**Exercise prompt:**
Output the full material exactly as it appears here.

====

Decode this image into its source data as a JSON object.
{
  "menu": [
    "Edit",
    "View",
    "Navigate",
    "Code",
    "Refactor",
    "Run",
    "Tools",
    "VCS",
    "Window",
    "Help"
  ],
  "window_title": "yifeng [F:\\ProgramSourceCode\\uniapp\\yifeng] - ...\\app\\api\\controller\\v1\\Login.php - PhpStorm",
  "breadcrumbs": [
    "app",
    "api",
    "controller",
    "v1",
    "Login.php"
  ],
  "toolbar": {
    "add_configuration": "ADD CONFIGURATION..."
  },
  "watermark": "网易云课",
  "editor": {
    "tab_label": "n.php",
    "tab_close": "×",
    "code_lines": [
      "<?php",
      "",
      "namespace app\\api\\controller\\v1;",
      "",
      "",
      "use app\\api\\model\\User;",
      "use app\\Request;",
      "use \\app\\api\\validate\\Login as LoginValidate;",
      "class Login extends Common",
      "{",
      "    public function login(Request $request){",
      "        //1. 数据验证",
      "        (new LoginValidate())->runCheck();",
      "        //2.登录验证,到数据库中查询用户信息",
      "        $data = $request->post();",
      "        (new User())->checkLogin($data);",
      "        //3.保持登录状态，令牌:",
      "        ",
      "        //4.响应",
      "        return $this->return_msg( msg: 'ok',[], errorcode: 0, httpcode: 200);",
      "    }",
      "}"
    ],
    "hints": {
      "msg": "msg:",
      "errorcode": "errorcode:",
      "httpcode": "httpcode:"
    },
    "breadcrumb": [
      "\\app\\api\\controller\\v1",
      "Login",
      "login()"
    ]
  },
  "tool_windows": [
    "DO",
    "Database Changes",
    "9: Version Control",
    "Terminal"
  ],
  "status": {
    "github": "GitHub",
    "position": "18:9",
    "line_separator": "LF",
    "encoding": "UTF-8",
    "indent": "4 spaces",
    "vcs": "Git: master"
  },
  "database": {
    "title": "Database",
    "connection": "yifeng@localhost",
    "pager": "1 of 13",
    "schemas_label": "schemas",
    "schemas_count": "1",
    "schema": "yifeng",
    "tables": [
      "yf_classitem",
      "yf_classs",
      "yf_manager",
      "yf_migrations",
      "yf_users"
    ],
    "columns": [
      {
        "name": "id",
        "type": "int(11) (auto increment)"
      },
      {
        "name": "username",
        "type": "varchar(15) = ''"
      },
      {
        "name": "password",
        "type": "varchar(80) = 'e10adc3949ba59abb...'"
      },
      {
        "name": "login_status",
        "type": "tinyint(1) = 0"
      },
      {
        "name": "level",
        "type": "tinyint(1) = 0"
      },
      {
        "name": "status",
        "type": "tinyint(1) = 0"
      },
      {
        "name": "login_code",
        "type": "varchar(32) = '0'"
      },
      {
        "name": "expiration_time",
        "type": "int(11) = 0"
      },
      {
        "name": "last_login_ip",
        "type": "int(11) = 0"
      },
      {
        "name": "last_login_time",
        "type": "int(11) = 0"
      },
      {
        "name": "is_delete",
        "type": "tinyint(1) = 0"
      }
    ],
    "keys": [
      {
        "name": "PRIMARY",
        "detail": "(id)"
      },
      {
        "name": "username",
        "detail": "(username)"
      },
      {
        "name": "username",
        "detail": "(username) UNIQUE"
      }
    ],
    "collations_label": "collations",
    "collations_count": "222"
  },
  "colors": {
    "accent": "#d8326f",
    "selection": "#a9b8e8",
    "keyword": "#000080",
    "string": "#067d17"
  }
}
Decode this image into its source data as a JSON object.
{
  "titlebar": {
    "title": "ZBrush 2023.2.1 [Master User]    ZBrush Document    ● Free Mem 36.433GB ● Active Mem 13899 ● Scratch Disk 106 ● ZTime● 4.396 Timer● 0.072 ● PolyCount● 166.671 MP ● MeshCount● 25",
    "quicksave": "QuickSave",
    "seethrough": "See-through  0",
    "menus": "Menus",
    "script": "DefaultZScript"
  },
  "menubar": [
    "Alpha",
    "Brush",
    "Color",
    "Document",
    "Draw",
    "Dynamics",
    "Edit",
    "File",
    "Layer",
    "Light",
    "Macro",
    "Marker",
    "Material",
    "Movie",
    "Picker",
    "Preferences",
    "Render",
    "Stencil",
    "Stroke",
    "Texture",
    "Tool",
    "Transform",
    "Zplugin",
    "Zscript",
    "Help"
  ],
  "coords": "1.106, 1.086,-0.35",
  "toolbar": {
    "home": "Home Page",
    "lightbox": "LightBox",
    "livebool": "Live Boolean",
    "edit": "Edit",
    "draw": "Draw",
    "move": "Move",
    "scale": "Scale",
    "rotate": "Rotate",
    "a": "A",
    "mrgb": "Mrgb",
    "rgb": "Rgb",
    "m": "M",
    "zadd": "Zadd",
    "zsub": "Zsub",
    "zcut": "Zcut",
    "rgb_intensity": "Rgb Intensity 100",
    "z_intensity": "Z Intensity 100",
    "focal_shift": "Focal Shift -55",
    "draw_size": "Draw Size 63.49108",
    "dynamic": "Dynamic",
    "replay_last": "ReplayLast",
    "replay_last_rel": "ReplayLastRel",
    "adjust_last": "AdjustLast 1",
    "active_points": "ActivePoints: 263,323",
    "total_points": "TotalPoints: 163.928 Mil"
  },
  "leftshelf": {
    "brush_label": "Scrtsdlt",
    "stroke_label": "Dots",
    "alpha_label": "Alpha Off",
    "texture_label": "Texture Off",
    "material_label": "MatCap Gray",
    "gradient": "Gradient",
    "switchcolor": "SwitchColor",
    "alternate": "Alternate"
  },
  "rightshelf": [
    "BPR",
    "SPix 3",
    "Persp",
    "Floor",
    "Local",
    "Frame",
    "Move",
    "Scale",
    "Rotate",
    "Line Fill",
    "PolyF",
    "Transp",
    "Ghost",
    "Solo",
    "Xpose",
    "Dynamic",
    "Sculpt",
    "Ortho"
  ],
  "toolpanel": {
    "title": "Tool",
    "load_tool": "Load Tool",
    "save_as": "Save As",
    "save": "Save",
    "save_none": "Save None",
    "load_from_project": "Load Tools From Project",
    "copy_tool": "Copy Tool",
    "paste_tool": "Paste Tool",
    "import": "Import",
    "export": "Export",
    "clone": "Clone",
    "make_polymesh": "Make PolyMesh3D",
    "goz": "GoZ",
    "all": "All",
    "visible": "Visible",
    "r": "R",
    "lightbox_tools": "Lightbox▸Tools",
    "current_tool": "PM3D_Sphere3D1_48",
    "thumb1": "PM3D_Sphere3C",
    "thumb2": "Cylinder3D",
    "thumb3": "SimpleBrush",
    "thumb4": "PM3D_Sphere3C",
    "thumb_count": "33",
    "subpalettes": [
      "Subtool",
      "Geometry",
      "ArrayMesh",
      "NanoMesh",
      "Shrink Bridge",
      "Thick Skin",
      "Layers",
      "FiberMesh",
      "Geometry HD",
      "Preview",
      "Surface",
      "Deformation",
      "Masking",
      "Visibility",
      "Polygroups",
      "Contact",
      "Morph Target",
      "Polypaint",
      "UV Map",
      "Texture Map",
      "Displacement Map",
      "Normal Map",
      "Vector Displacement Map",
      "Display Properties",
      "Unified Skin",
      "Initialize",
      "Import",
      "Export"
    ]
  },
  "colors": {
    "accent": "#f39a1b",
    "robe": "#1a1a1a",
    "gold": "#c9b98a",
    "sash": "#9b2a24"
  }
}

====

**Full response:**
Decode this image into its source data as a JSON object.
{
  "menu": [
    "Edit",
    "View",
    "Navigate",
    "Code",
    "Refactor",
    "Run",
    "Tools",
    "VCS",
    "Window",
    "Help"
  ],
  "window_title": "yifeng [F:\\ProgramSourceCode\\uniapp\\yifeng] - ...\\app\\api\\controller\\v1\\Login.php - PhpStorm",
  "breadcrumbs": [
    "app",
    "api",
    "controller",
    "v1",
    "Login.php"
  ],
  "toolbar": {
    "add_configuration": "ADD CONFIGURATION..."
  },
  "watermark": "网易云课",
  "editor": {
    "tab_label": "n.php",
    "tab_close": "×",
    "code_lines": [
      "<?php",
      "",
      "namespace app\\api\\controller\\v1;",
      "",
      "",
      "use app\\api\\model\\User;",
      "use app\\Request;",
      "use \\app\\api\\validate\\Login as LoginValidate;",
      "class Login extends Common",
      "{",
      "    public function login(Request $request){",
      "        //1. 数据验证",
      "        (new LoginValidate())->runCheck();",
      "        //2.登录验证,到数据库中查询用户信息",
      "        $data = $request->post();",
      "        (new User())->checkLogin($data);",
      "        //3.保持登录状态，令牌:",
      "        ",
      "        //4.响应",
      "        return $this->return_msg( msg: 'ok',[], errorcode: 0, httpcode: 200);",
      "    }",
      "}"
    ],
    "hints": {
      "msg": "msg:",
      "errorcode": "errorcode:",
      "httpcode": "httpcode:"
    },
    "breadcrumb": [
      "\\app\\api\\controller\\v1",
      "Login",
      "login()"
    ]
  },
  "tool_windows": [
    "DO",
    "Database Changes",
    "9: Version Control",
    "Terminal"
  ],
  "status": {
    "github": "GitHub",
    "position": "18:9",
    "line_separator": "LF",
    "encoding": "UTF-8",
    "indent": "4 spaces",
    "vcs": "Git: master"
  },
  "database": {
    "title": "Database",
    "connection": "yifeng@localhost",
    "pager": "1 of 13",
    "schemas_label": "schemas",
    "schemas_count": "1",
    "schema": "yifeng",
    "tables": [
      "yf_classitem",
      "yf_classs",
      "yf_manager",
      "yf_migrations",
      "yf_users"
    ],
    "columns": [
      {
        "name": "id",
        "type": "int(11) (auto increment)"
      },
      {
        "name": "username",
        "type": "varchar(15) = ''"
      },
      {
        "name": "password",
        "type": "varchar(80) = 'e10adc3949ba59abb...'"
      },
      {
        "name": "login_status",
        "type": "tinyint(1) = 0"
      },
      {
        "name": "level",
        "type": "tinyint(1) = 0"
      },
      {
        "name": "status",
        "type": "tinyint(1) = 0"
      },
      {
        "name": "login_code",
        "type": "varchar(32) = '0'"
      },
      {
        "name": "expiration_time",
        "type": "int(11) = 0"
      },
      {
        "name": "last_login_ip",
        "type": "int(11) = 0"
      },
      {
        "name": "last_login_time",
        "type": "int(11) = 0"
      },
      {
        "name": "is_delete",
        "type": "tinyint(1) = 0"
      }
    ],
    "keys": [
      {
        "name": "PRIMARY",
        "detail": "(id)"
      },
      {
        "name": "username",
        "detail": "(username)"
      },
      {
        "name": "username",
        "detail": "(username) UNIQUE"
      }
    ],
    "collations_label": "collations",
    "collations_count": "222"
  },
  "colors": {
    "accent": "#d8326f",
    "selection": "#a9b8e8",
    "keyword": "#000080",
    "string": "#067d17"
  }
}
Decode this image into its source data as a JSON object.
{
  "titlebar": {
    "title": "ZBrush 2023.2.1 [Master User]    ZBrush Document    ● Free Mem 36.433GB ● Active Mem 13899 ● Scratch Disk 106 ● ZTime● 4.396 Timer● 0.072 ● PolyCount● 166.671 MP ● MeshCount● 25",
    "quicksave": "QuickSave",
    "seethrough": "See-through  0",
    "menus": "Menus",
    "script": "DefaultZScript"
  },
  "menubar": [
    "Alpha",
    "Brush",
    "Color",
    "Document",
    "Draw",
    "Dynamics",
    "Edit",
    "File",
    "Layer",
    "Light",
    "Macro",
    "Marker",
    "Material",
    "Movie",
    "Picker",
    "Preferences",
    "Render",
    "Stencil",
    "Stroke",
    "Texture",
    "Tool",
    "Transform",
    "Zplugin",
    "Zscript",
    "Help"
  ],
  "coords": "1.106, 1.086,-0.35",
  "toolbar": {
    "home": "Home Page",
    "lightbox": "LightBox",
    "livebool": "Live Boolean",
    "edit": "Edit",
    "draw": "Draw",
    "move": "Move",
    "scale": "Scale",
    "rotate": "Rotate",
    "a": "A",
    "mrgb": "Mrgb",
    "rgb": "Rgb",
    "m": "M",
    "zadd": "Zadd",
    "zsub": "Zsub",
    "zcut": "Zcut",
    "rgb_intensity": "Rgb Intensity 100",
    "z_intensity": "Z Intensity 100",
    "focal_shift": "Focal Shift -55",
    "draw_size": "Draw Size 63.49108",
    "dynamic": "Dynamic",
    "replay_last": "ReplayLast",
    "replay_last_rel": "ReplayLastRel",
    "adjust_last": "AdjustLast 1",
    "active_points": "ActivePoints: 263,323",
    "total_points": "TotalPoints: 163.928 Mil"
  },
  "leftshelf": {
    "brush_label": "Scrtsdlt",
    "stroke_label": "Dots",
    "alpha_label": "Alpha Off",
    "texture_label": "Texture Off",
    "material_label": "MatCap Gray",
    "gradient": "Gradient",
    "switchcolor": "SwitchColor",
    "alternate": "Alternate"
  },
  "rightshelf": [
    "BPR",
    "SPix 3",
    "Persp",
    "Floor",
    "Local",
    "Frame",
    "Move",
    "Scale",
    "Rotate",
    "Line Fill",
    "PolyF",
    "Transp",
    "Ghost",
    "Solo",
    "Xpose",
    "Dynamic",
    "Sculpt",
    "Ortho"
  ],
  "toolpanel": {
    "title": "Tool",
    "load_tool": "Load Tool",
    "save_as": "Save As",
    "save": "Save",
    "save_none": "Save None",
    "load_from_project": "Load Tools From Project",
    "copy_tool": "Copy Tool",
    "paste_tool": "Paste Tool",
    "import": "Import",
    "export": "Export",
    "clone": "Clone",
    "make_polymesh": "Make PolyMesh3D",
    "goz": "GoZ",
    "all": "All",
    "visible": "Visible",
    "r": "R",
    "lightbox_tools": "Lightbox▸Tools",
    "current_tool": "PM3D_Sphere3D1_48",
    "thumb1": "PM3D_Sphere3C",
    "thumb2": "Cylinder3D",
    "thumb3": "SimpleBrush",
    "thumb4": "PM3D_Sphere3C",
    "thumb_count": "33",
    "subpalettes": [
      "Subtool",
      "Geometry",
      "ArrayMesh",
      "NanoMesh",
      "Shrink Bridge",
      "Thick Skin",
      "Layers",
      "FiberMesh",
      "Geometry HD",
      "Preview",
      "Surface",
      "Deformation",
      "Masking",
      "Visibility",
      "Polygroups",
      "Contact",
      "Morph Target",
      "Polypaint",
      "UV Map",
      "Texture Map",
      "Displacement Map",
      "Normal Map",
      "Vector Displacement Map",
      "Display Properties",
      "Unified Skin",
      "Initialize",
      "Import",
      "Export"
    ]
  },
  "colors": {
    "accent": "#f39a1b",
    "robe": "#1a1a1a",
    "gold": "#c9b98a",
    "sash": "#9b2a24"
  }
}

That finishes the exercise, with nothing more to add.